• **Exercise brief**: Produce a word-for-word copy of the listing below without its pictures.
━━━━━ Records shown ━━━━━
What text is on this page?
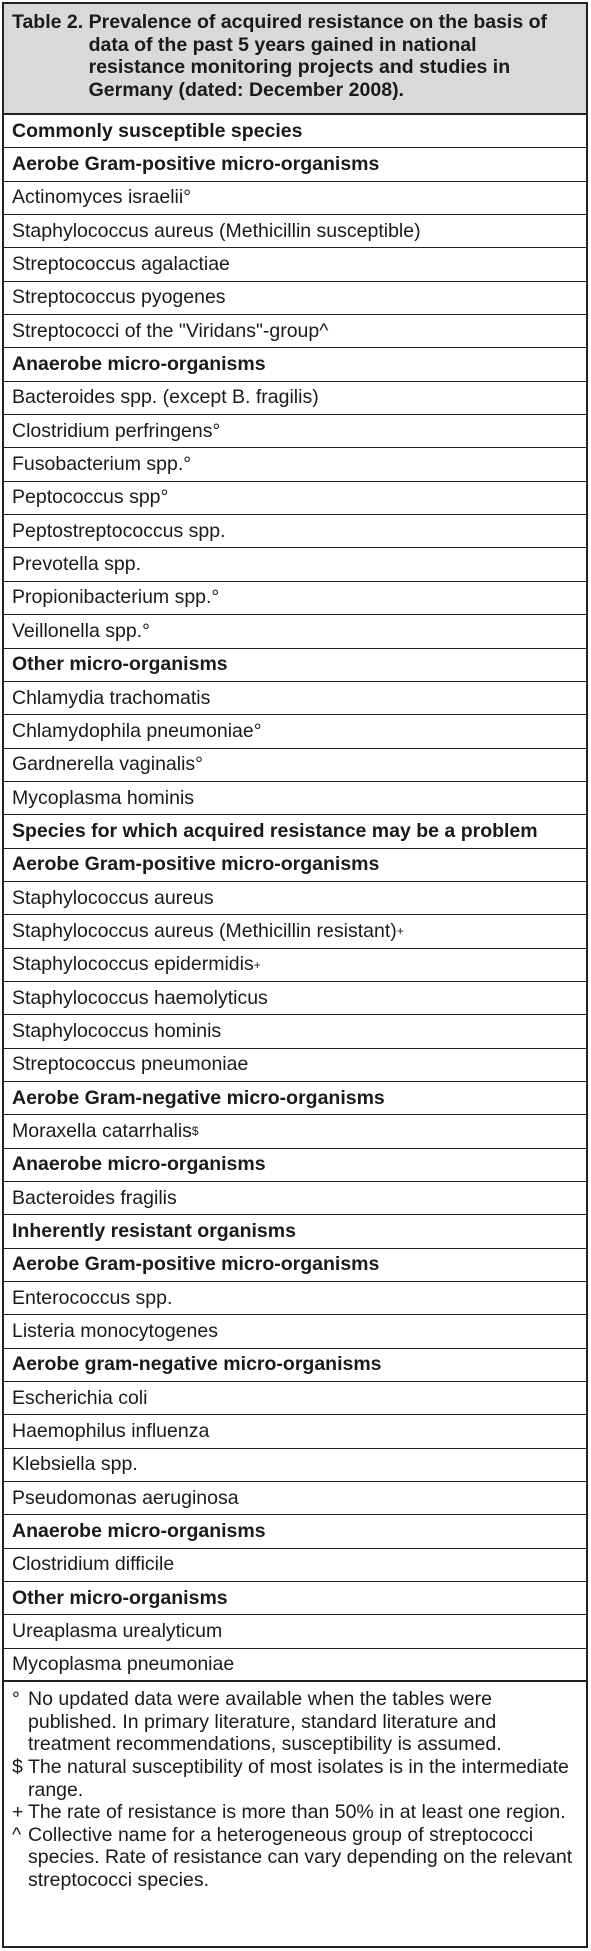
Table 2.
Prevalence of acquired resistance on the basis of data of the past 5 years gained in national resistance monitoring projects and studies in Germany (dated: December 2008).
Commonly susceptible species
Aerobe Gram-positive micro-organisms
Actinomyces israelii°
Staphylococcus aureus (Methicillin susceptible)
Streptococcus agalactiae
Streptococcus pyogenes
Streptococci of the "Viridans"-group^
Anaerobe micro-organisms
Bacteroides spp. (except B. fragilis)
Clostridium perfringens°
Fusobacterium spp.°
Peptococcus spp°
Peptostreptococcus spp.
Prevotella spp.
Propionibacterium spp.°
Veillonella spp.°
Other micro-organisms
Chlamydia trachomatis
Chlamydophila pneumoniae°
Gardnerella vaginalis°
Mycoplasma hominis
Species for which acquired resistance may be a problem
Aerobe Gram-positive micro-organisms
Staphylococcus aureus
Staphylococcus aureus (Methicillin resistant) +
Staphylococcus epidermidis +
Staphylococcus haemolyticus
Staphylococcus hominis
Streptococcus pneumoniae
Aerobe Gram-negative micro-organisms
Moraxella catarrhalis $
Anaerobe micro-organisms
Bacteroides fragilis
Inherently resistant organisms
Aerobe Gram-positive micro-organisms
Enterococcus spp.
Listeria monocytogenes
Aerobe gram-negative micro-organisms
Escherichia coli
Haemophilus influenza
Klebsiella spp.
Pseudomonas aeruginosa
Anaerobe micro-organisms
Clostridium difficile
Other micro-organisms
Ureaplasma urealyticum
Mycoplasma pneumoniae
° No updated data were available when the tables were published. In primary literature, standard literature and treatment recommendations, susceptibility is assumed.
$ The natural susceptibility of most isolates is in the intermediate range.
+ The rate of resistance is more than 50% in at least one region.
^ Collective name for a heterogeneous group of streptococci species. Rate of resistance can vary depending on the relevant streptococci species.
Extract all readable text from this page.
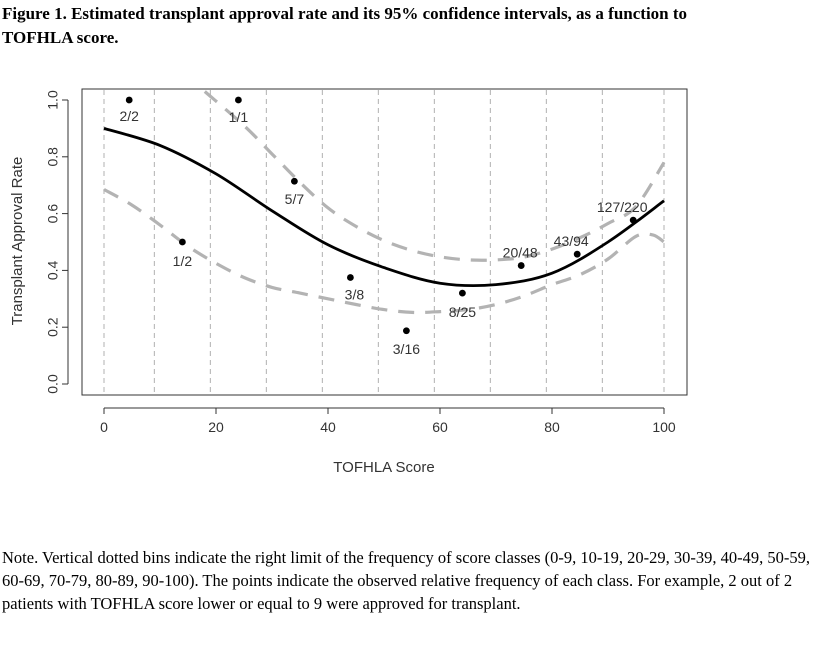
Figure 1. Estimated transplant approval rate and its 95% confidence intervals, as a function to TOFHLA score.
2/2
1/2
1/1
5/7
3/8
3/16
8/25
20/48
43/94
127/220
0	20	40	60	80	100
0.0
0.2
0.4
0.6
0.8
1.0
TOFHLA Score
Transplant Approval Rate
Note. Vertical dotted bins indicate the right limit of the frequency of score classes (0-9, 10-19, 20-29, 30-39, 40-49, 50-59, 60-69, 70-79, 80-89, 90-100). The points indicate the observed relative frequency of each class. For example, 2 out of 2 patients with TOFHLA score lower or equal to 9 were approved for transplant.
━━━━━
• **Solved exercise**:
What text is on this page?
Table 2.
Prevalence of acquired resistance on the basis of data of the past 5 years gained in national resistance monitoring projects and studies in Germany (dated: December 2008).
Commonly susceptible species
Aerobe Gram-positive micro-organisms
Actinomyces israelii°
Staphylococcus aureus (Methicillin susceptible)
Streptococcus agalactiae
Streptococcus pyogenes
Streptococci of the "Viridans"-group^
Anaerobe micro-organisms
Bacteroides spp. (except B. fragilis)
Clostridium perfringens°
Fusobacterium spp.°
Peptococcus spp°
Peptostreptococcus spp.
Prevotella spp.
Propionibacterium spp.°
Veillonella spp.°
Other micro-organisms
Chlamydia trachomatis
Chlamydophila pneumoniae°
Gardnerella vaginalis°
Mycoplasma hominis
Species for which acquired resistance may be a problem
Aerobe Gram-positive micro-organisms
Staphylococcus aureus
Staphylococcus aureus (Methicillin resistant) +
Staphylococcus epidermidis +
Staphylococcus haemolyticus
Staphylococcus hominis
Streptococcus pneumoniae
Aerobe Gram-negative micro-organisms
Moraxella catarrhalis $
Anaerobe micro-organisms
Bacteroides fragilis
Inherently resistant organisms
Aerobe Gram-positive micro-organisms
Enterococcus spp.
Listeria monocytogenes
Aerobe gram-negative micro-organisms
Escherichia coli
Haemophilus influenza
Klebsiella spp.
Pseudomonas aeruginosa
Anaerobe micro-organisms
Clostridium difficile
Other micro-organisms
Ureaplasma urealyticum
Mycoplasma pneumoniae
° No updated data were available when the tables were published. In primary literature, standard literature and treatment recommendations, susceptibility is assumed.
$ The natural susceptibility of most isolates is in the intermediate range.
+ The rate of resistance is more than 50% in at least one region.
^ Collective name for a heterogeneous group of streptococci species. Rate of resistance can vary depending on the relevant streptococci species.
Extract all readable text from this page.
Figure 1. Estimated transplant approval rate and its 95% confidence intervals, as a function to TOFHLA score.
2/2
1/2
1/1
5/7
3/8
3/16
8/25
20/48
43/94
127/220
0	20	40	60	80	100
0.0
0.2
0.4
0.6
0.8
1.0
TOFHLA Score
Transplant Approval Rate
Note. Vertical dotted bins indicate the right limit of the frequency of score classes (0-9, 10-19, 20-29, 30-39, 40-49, 50-59, 60-69, 70-79, 80-89, 90-100). The points indicate the observed relative frequency of each class. For example, 2 out of 2 patients with TOFHLA score lower or equal to 9 were approved for transplant.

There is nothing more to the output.